▶ [What the task requires]
From the material below, list every line containing "Финансовое".

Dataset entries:

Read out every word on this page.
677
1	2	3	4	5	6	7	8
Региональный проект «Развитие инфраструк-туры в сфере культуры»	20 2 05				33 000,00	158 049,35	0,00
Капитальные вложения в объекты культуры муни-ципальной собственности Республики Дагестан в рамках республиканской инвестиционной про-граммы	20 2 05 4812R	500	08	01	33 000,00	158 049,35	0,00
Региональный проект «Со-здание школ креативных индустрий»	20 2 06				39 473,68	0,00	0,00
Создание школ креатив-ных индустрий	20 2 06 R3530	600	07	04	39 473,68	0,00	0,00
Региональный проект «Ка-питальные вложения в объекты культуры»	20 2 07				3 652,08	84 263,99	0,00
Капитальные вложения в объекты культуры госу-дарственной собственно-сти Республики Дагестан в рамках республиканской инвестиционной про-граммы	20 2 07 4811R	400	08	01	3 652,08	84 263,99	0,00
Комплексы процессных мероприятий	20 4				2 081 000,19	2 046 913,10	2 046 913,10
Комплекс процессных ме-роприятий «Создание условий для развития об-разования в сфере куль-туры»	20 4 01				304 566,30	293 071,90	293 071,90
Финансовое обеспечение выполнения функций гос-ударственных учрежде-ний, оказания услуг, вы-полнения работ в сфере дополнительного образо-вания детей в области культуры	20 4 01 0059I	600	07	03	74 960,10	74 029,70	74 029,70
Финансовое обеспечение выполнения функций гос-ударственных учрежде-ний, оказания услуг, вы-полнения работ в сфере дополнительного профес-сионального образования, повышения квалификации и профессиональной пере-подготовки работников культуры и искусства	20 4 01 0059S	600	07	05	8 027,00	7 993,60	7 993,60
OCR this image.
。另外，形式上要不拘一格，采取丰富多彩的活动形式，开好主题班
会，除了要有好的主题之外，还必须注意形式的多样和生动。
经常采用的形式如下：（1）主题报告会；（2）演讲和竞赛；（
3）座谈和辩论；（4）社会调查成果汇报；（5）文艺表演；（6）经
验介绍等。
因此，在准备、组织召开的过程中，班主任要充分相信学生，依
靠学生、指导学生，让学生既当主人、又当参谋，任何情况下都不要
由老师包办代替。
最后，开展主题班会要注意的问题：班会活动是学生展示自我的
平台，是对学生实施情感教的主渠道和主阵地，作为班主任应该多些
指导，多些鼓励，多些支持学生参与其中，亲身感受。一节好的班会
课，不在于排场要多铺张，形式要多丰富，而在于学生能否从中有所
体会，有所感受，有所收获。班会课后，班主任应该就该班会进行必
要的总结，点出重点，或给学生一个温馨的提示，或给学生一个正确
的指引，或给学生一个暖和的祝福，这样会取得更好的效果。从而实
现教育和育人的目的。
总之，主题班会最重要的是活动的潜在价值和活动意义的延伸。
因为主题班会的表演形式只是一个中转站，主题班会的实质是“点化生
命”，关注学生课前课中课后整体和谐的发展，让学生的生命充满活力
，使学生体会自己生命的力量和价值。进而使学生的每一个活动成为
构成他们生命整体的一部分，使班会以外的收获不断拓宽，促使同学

▶ [Response]
Финансовое обеспечение выполнения функций гос-ударственных учрежде-ний, оказания услуг, вы-полнения работ в сфере дополнительного образо-вания детей в области культуры	20 4 01 0059I	600	07	03	74 960,10	74 029,70	74 029,70
Финансовое обеспечение выполнения функций гос-ударственных учрежде-ний, оказания услуг, вы-полнения работ в сфере дополнительного профес-сионального образования, повышения квалификации и профессиональной пере-подготовки работников культуры и искусства	20 4 01 0059S	600	07	05	8 027,00	7 993,60	7 993,60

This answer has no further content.